Exercise details
Output every line of the records below as a numbered list, omitting blank lines and leaving the pictures out of the answer.

Provided records
- - - -

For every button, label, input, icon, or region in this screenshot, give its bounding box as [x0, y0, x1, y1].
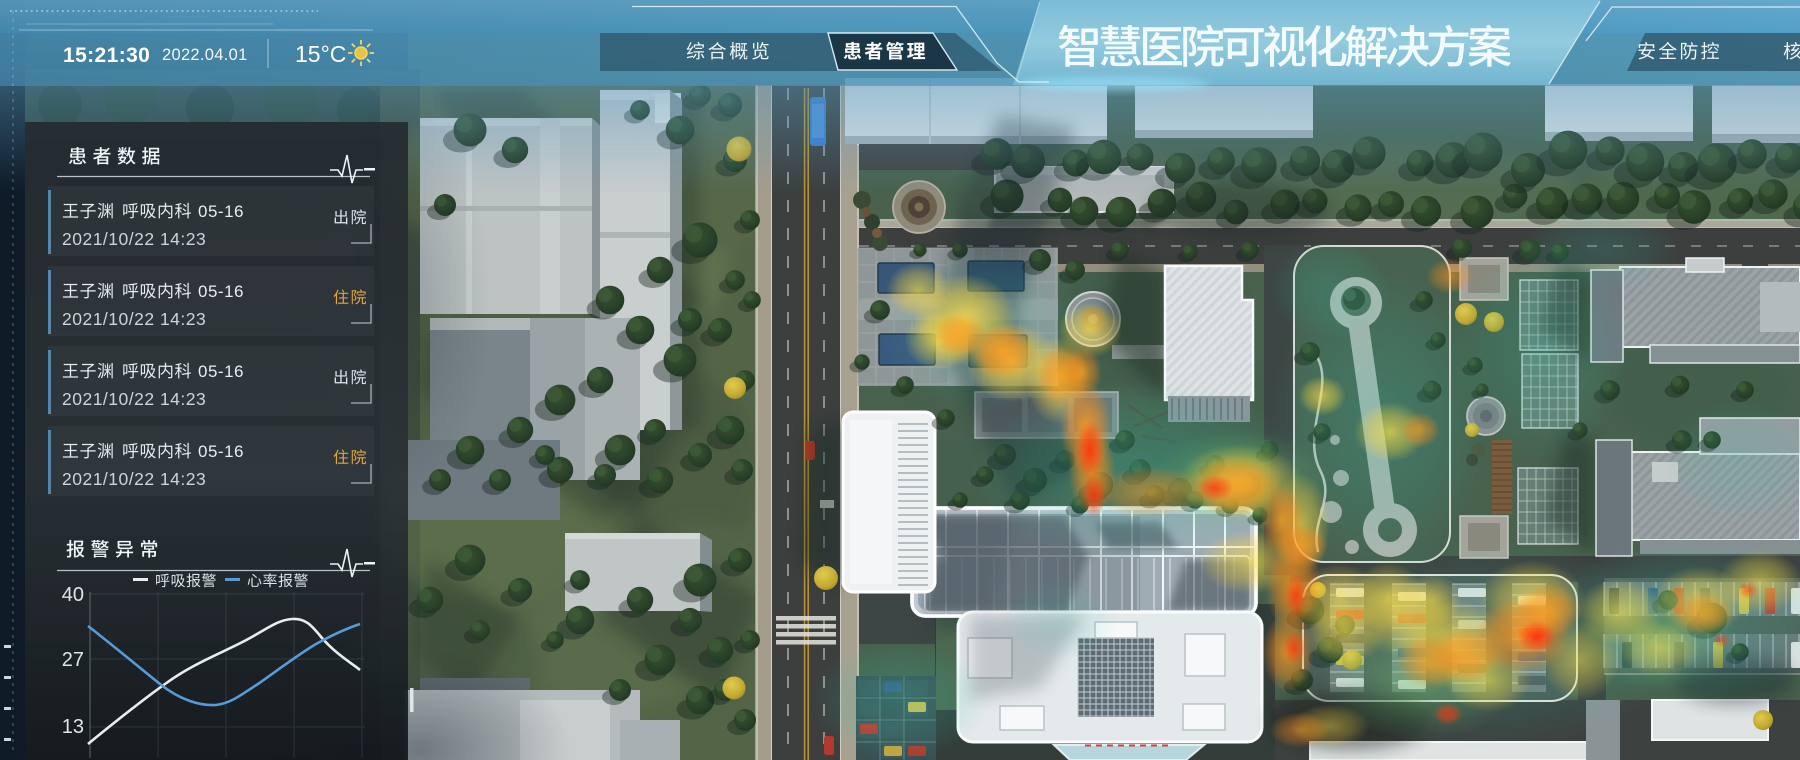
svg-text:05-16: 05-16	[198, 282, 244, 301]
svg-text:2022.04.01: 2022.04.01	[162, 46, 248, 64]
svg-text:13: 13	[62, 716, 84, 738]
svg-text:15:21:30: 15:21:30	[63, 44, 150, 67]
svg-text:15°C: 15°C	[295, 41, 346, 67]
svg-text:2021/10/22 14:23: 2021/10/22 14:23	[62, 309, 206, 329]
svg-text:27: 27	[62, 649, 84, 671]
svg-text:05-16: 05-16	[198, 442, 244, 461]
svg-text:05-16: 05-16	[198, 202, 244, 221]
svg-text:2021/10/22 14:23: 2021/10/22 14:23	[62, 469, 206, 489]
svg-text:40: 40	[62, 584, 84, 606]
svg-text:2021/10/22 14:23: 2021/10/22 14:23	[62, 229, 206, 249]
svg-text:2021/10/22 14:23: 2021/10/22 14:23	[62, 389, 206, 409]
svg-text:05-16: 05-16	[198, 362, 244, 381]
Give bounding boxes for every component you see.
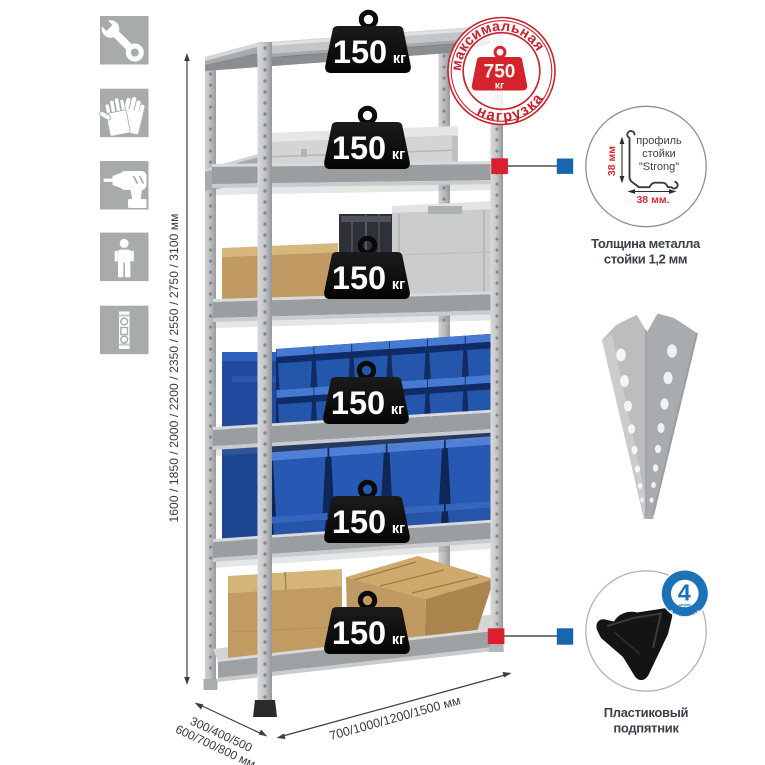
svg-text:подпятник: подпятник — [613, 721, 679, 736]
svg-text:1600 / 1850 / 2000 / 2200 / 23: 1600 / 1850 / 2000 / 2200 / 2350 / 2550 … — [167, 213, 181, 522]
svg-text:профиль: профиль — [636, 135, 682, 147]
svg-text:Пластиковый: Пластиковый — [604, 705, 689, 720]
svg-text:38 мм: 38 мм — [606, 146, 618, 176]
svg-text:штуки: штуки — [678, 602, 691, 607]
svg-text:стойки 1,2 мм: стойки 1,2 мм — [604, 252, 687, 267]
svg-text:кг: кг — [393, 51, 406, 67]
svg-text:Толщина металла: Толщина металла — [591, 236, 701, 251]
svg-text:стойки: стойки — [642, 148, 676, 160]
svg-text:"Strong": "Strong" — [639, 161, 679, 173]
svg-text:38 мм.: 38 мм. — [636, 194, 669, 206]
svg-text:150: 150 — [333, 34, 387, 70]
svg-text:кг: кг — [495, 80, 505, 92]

- - - -

Response to this exercise
1. For every button, label, input, icon, or region in this screenshot, give its bounding box as [x0, y0, x1, y1].
2. svg-text:05-16: 05-16	[198, 282, 244, 301]
3. svg-text:2022.04.01: 2022.04.01	[162, 46, 248, 64]
4. svg-text:13: 13	[62, 716, 84, 738]
5. svg-text:15:21:30: 15:21:30	[63, 44, 150, 67]
6. svg-text:15°C: 15°C	[295, 41, 346, 67]
7. svg-text:2021/10/22 14:23: 2021/10/22 14:23	[62, 309, 206, 329]
8. svg-text:27: 27	[62, 649, 84, 671]
9. svg-text:05-16: 05-16	[198, 442, 244, 461]
10. svg-text:05-16: 05-16	[198, 202, 244, 221]
11. svg-text:2021/10/22 14:23: 2021/10/22 14:23	[62, 469, 206, 489]
12. svg-text:40: 40	[62, 584, 84, 606]
13. svg-text:2021/10/22 14:23: 2021/10/22 14:23	[62, 229, 206, 249]
14. svg-text:2021/10/22 14:23: 2021/10/22 14:23	[62, 389, 206, 409]
15. svg-text:05-16: 05-16	[198, 362, 244, 381]
16. Give bounding boxes for every component you see.
17. svg-text:подпятник: подпятник — [613, 721, 679, 736]
18. svg-text:1600 / 1850 / 2000 / 2200 / 23: 1600 / 1850 / 2000 / 2200 / 2350 / 2550 … — [167, 213, 181, 522]
19. svg-text:профиль: профиль — [636, 135, 682, 147]
20. svg-text:Пластиковый: Пластиковый — [604, 705, 689, 720]
21. svg-text:38 мм: 38 мм — [606, 146, 618, 176]
22. svg-text:штуки: штуки — [678, 602, 691, 607]
23. svg-text:стойки 1,2 мм: стойки 1,2 мм — [604, 252, 687, 267]
24. svg-text:кг: кг — [393, 51, 406, 67]
25. svg-text:Толщина металла: Толщина металла — [591, 236, 701, 251]
26. svg-text:стойки: стойки — [642, 148, 676, 160]
27. svg-text:"Strong": "Strong" — [639, 161, 679, 173]
28. svg-text:38 мм.: 38 мм. — [636, 194, 669, 206]
29. svg-text:150: 150 — [333, 34, 387, 70]
30. svg-text:кг: кг — [495, 80, 505, 92]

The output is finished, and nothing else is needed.